• Data supplied:
►

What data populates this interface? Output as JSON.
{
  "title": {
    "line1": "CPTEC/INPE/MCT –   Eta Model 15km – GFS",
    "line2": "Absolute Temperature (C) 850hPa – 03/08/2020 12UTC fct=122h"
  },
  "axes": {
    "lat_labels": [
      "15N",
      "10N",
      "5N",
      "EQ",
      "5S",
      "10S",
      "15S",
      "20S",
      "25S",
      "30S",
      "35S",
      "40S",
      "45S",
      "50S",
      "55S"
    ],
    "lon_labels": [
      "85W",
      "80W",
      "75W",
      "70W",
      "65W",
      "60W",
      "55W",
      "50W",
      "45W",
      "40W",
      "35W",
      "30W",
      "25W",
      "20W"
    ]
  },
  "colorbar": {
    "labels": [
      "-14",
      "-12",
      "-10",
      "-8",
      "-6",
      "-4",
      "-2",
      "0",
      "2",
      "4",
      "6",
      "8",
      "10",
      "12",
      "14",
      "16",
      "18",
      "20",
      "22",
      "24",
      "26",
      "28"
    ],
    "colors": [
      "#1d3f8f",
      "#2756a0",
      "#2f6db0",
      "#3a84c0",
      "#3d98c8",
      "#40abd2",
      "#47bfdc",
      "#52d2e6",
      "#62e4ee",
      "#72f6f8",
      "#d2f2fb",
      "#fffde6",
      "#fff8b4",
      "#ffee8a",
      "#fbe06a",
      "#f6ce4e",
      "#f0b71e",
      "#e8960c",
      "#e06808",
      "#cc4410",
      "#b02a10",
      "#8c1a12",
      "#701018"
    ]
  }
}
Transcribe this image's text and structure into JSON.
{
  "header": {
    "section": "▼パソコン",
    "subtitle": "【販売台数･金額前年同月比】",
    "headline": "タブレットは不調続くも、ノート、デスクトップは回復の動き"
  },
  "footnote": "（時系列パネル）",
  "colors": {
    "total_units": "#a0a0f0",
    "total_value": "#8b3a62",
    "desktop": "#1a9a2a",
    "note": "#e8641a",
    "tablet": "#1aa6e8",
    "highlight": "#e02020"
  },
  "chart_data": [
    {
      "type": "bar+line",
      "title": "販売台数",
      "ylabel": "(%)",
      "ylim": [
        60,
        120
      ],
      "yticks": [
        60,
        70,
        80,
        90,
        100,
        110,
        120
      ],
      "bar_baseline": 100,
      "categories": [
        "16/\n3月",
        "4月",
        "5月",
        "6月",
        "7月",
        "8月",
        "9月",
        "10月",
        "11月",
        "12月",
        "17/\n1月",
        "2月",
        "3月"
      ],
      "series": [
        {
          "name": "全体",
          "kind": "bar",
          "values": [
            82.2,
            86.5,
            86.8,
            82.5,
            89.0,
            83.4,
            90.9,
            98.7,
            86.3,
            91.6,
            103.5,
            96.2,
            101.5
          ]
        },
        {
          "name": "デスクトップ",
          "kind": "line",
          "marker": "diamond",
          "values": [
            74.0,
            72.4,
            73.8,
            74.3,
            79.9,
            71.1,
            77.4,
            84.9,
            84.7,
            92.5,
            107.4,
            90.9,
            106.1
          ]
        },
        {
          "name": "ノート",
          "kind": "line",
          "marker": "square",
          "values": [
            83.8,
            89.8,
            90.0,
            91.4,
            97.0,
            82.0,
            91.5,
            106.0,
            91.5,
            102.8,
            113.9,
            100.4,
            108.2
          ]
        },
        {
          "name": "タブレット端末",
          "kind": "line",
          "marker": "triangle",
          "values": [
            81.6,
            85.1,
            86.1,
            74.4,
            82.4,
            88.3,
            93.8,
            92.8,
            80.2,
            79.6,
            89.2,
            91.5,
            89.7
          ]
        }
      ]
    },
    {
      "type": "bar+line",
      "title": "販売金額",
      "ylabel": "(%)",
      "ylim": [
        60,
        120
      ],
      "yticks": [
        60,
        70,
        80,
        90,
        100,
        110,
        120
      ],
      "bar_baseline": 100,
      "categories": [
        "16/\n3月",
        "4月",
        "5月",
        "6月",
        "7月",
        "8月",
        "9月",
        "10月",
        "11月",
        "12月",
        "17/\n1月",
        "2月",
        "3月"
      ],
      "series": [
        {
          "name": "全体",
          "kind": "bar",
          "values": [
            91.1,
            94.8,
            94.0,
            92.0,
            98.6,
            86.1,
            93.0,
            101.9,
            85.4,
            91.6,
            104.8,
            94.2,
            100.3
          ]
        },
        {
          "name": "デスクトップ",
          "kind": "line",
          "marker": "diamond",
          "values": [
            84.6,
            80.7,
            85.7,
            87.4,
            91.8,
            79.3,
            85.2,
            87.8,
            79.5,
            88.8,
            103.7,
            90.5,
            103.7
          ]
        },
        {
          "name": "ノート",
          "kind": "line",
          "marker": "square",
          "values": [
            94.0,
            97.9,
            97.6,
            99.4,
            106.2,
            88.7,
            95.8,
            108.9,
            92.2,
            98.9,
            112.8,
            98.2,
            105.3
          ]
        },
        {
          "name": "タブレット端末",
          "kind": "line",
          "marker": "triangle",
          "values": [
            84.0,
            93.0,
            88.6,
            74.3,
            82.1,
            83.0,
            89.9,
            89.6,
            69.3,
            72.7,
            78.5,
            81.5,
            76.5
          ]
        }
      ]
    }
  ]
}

◄

• Do this:
Write down the number of lines where the word "JSON" appears, and nothing further.

• The completed task:
2